Extracted records
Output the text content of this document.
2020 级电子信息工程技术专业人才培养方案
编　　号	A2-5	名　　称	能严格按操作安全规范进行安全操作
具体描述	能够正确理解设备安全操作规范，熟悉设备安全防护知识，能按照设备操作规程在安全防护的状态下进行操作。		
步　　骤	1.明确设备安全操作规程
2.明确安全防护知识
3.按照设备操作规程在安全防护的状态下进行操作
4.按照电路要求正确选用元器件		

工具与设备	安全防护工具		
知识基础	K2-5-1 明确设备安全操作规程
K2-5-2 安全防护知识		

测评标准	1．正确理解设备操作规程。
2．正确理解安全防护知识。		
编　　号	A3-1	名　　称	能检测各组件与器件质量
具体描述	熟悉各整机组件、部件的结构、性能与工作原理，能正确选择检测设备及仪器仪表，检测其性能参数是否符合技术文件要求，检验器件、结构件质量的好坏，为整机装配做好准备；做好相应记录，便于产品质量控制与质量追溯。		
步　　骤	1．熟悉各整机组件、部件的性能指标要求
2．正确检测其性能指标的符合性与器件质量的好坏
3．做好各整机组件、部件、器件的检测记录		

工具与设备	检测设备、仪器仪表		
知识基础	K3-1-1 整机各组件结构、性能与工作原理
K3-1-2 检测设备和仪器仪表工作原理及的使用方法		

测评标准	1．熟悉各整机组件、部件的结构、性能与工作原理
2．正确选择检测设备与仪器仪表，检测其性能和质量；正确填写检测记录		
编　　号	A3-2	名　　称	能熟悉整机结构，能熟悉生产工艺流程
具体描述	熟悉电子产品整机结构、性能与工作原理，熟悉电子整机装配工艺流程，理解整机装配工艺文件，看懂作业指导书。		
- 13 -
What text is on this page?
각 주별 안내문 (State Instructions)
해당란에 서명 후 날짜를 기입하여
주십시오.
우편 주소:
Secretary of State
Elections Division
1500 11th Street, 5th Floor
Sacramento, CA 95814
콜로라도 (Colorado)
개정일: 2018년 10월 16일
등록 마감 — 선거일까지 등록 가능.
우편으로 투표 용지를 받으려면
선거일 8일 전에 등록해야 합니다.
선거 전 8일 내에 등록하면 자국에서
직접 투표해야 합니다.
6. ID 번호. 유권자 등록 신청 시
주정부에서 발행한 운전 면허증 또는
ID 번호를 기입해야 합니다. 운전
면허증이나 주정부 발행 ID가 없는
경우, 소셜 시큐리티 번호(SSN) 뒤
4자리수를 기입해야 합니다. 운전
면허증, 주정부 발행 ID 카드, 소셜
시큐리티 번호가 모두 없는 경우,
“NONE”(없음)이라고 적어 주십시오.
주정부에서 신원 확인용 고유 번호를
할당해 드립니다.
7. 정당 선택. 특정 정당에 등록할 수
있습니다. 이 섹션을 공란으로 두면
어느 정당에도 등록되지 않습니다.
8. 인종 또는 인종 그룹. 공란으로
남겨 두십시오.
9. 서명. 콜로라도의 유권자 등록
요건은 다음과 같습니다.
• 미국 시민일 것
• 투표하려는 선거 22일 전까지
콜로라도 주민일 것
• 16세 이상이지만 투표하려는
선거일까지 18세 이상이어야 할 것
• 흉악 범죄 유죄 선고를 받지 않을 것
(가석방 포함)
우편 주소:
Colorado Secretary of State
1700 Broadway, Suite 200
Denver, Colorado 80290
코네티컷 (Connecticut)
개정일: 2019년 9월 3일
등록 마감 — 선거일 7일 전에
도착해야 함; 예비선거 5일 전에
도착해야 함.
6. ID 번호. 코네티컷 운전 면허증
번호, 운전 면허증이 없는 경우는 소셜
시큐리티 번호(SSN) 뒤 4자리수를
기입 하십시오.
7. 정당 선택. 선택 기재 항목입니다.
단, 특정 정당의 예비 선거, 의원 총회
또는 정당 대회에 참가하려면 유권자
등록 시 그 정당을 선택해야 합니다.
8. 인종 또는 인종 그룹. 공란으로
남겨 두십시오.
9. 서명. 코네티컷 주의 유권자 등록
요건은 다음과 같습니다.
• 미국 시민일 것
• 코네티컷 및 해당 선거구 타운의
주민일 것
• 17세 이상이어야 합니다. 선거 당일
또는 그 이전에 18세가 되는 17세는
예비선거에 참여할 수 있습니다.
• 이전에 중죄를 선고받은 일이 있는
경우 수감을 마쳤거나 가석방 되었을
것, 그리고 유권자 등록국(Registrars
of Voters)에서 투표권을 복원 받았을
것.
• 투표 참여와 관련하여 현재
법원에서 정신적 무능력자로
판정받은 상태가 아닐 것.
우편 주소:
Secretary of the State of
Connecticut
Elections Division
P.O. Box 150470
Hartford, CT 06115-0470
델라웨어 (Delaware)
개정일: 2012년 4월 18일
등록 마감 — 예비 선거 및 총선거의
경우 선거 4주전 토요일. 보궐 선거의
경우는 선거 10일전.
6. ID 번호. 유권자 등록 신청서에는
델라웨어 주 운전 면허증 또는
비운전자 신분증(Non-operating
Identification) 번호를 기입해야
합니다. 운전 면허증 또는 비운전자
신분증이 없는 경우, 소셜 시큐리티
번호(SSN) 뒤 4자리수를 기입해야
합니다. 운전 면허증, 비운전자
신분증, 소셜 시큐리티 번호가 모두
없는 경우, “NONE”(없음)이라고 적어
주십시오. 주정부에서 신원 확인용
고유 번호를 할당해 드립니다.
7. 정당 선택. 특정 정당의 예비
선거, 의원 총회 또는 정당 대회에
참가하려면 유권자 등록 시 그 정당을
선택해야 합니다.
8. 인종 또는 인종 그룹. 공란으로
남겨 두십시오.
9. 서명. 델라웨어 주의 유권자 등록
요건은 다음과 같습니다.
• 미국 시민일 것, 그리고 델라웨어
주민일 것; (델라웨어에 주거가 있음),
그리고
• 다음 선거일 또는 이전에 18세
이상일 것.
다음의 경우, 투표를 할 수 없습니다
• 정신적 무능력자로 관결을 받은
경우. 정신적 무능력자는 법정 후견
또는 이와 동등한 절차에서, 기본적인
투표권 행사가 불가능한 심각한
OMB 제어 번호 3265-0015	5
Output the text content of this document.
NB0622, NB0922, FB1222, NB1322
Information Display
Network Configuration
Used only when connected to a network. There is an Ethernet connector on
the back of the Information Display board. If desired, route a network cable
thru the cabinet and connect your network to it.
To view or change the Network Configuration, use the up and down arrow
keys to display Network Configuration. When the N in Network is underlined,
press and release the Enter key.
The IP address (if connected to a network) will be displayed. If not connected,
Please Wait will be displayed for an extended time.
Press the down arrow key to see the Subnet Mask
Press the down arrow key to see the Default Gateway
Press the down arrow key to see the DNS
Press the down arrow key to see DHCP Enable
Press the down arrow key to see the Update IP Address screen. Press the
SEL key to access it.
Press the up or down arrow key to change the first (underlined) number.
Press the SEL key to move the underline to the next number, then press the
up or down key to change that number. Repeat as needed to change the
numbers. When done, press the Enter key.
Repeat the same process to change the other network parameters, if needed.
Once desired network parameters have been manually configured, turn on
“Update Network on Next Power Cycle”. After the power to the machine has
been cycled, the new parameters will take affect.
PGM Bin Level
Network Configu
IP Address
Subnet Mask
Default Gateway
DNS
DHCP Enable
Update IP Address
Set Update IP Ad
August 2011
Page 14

→ Problem statement: Using the listing above, return all lines where the word "NONE" occurs.

→ Solution:
“NONE”(없음)이라고 적어 주십시오.
없는 경우, “NONE”(없음)이라고 적어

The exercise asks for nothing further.